## Written instruction:
Extract the whole listing as it stands. Do not include the pictures.

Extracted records
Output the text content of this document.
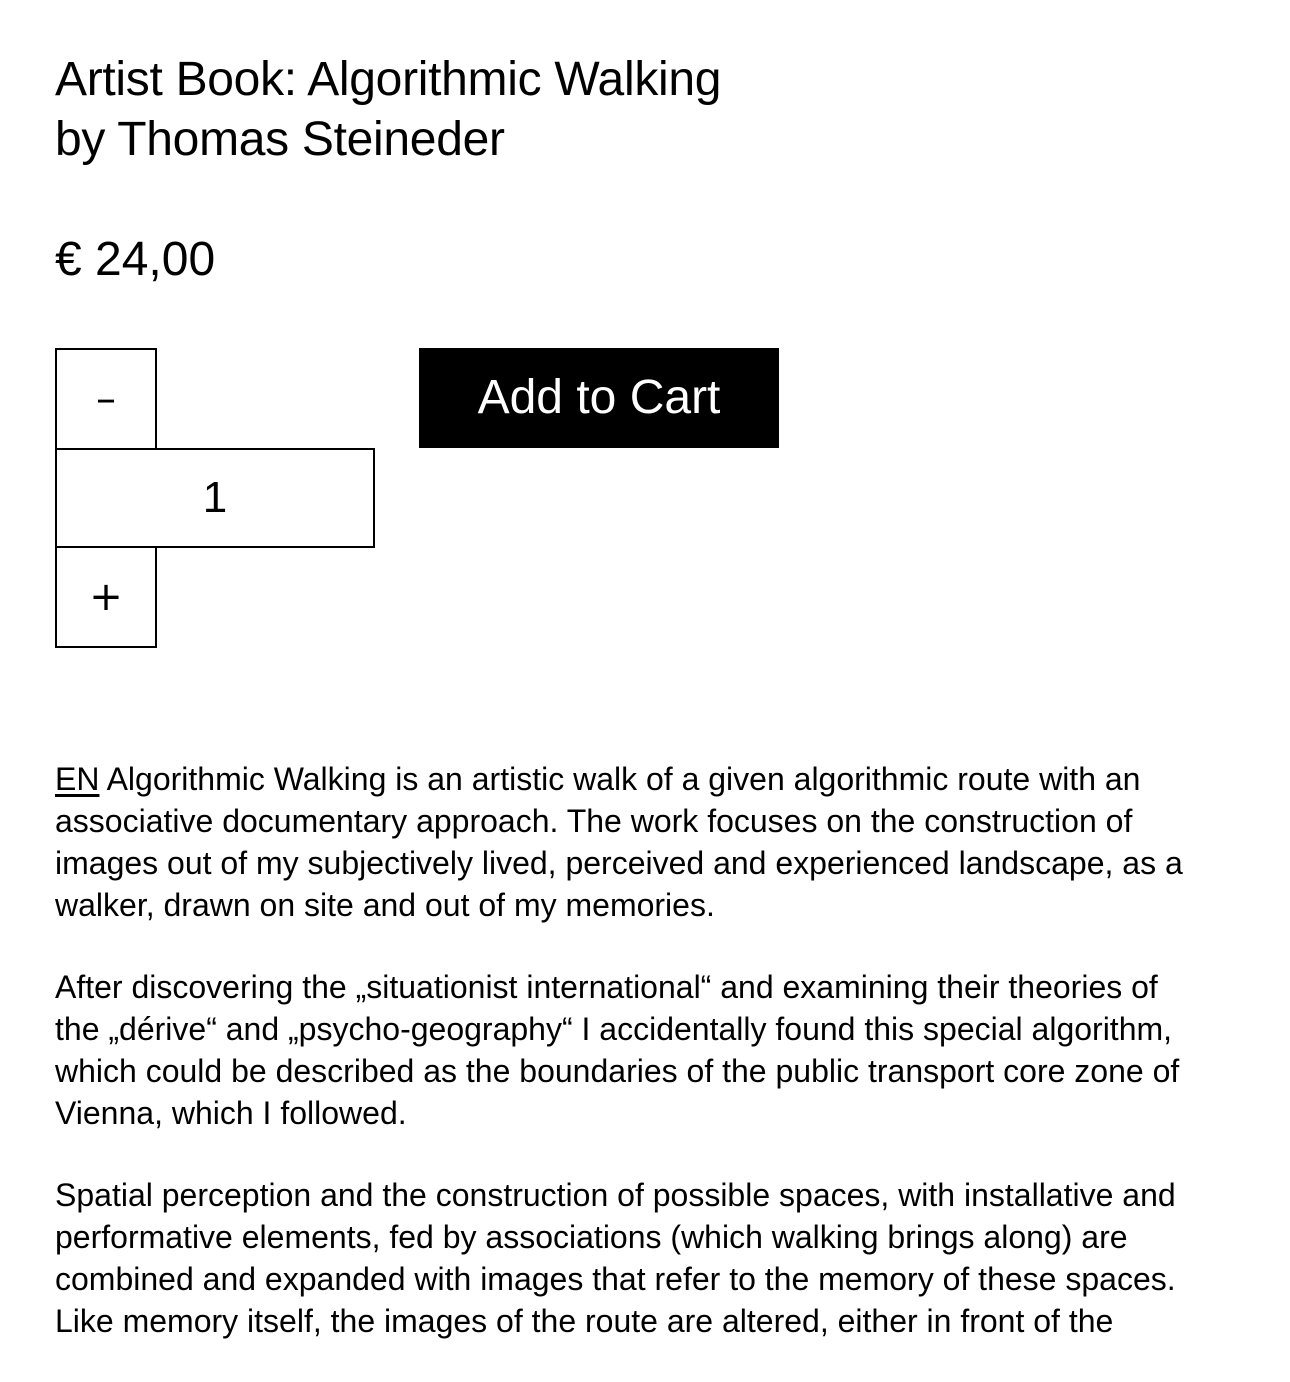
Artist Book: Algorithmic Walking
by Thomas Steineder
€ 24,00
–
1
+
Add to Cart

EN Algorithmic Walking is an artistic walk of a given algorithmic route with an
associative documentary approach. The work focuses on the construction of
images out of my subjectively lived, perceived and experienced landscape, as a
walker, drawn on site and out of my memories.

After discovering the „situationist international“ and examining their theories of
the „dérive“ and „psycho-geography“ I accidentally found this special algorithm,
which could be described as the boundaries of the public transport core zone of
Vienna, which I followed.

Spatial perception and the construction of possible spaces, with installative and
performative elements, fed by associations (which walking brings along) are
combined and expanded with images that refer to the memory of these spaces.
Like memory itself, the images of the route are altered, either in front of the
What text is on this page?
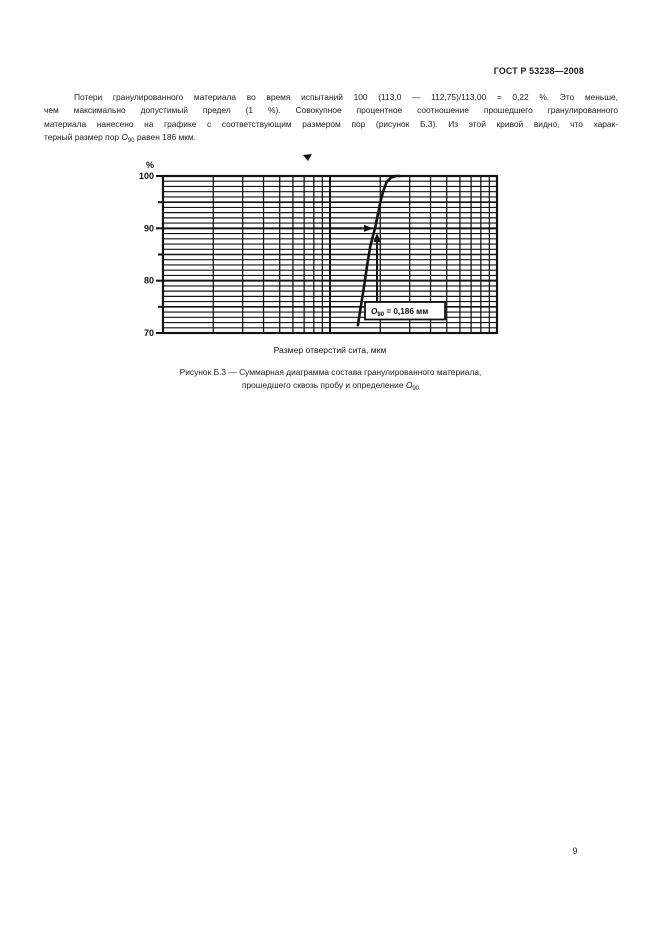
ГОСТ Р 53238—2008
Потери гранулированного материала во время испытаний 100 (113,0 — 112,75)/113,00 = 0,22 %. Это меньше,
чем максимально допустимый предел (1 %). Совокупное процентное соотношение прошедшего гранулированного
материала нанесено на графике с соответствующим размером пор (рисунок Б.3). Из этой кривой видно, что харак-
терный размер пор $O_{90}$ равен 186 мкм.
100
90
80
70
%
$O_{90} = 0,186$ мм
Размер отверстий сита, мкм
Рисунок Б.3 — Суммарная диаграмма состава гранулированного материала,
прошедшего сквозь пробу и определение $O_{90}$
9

## Task solution:
Output the text content of this document.
Artist Book: Algorithmic Walking
by Thomas Steineder
€ 24,00
–
1
+
Add to Cart

EN Algorithmic Walking is an artistic walk of a given algorithmic route with an
associative documentary approach. The work focuses on the construction of
images out of my subjectively lived, perceived and experienced landscape, as a
walker, drawn on site and out of my memories.

After discovering the „situationist international“ and examining their theories of
the „dérive“ and „psycho-geography“ I accidentally found this special algorithm,
which could be described as the boundaries of the public transport core zone of
Vienna, which I followed.

Spatial perception and the construction of possible spaces, with installative and
performative elements, fed by associations (which walking brings along) are
combined and expanded with images that refer to the memory of these spaces.
Like memory itself, the images of the route are altered, either in front of the
What text is on this page?
ГОСТ Р 53238—2008
Потери гранулированного материала во время испытаний 100 (113,0 — 112,75)/113,00 = 0,22 %. Это меньше,
чем максимально допустимый предел (1 %). Совокупное процентное соотношение прошедшего гранулированного
материала нанесено на графике с соответствующим размером пор (рисунок Б.3). Из этой кривой видно, что харак-
терный размер пор $O_{90}$ равен 186 мкм.
100
90
80
70
%
$O_{90} = 0,186$ мм
Размер отверстий сита, мкм
Рисунок Б.3 — Суммарная диаграмма состава гранулированного материала,
прошедшего сквозь пробу и определение $O_{90}$
9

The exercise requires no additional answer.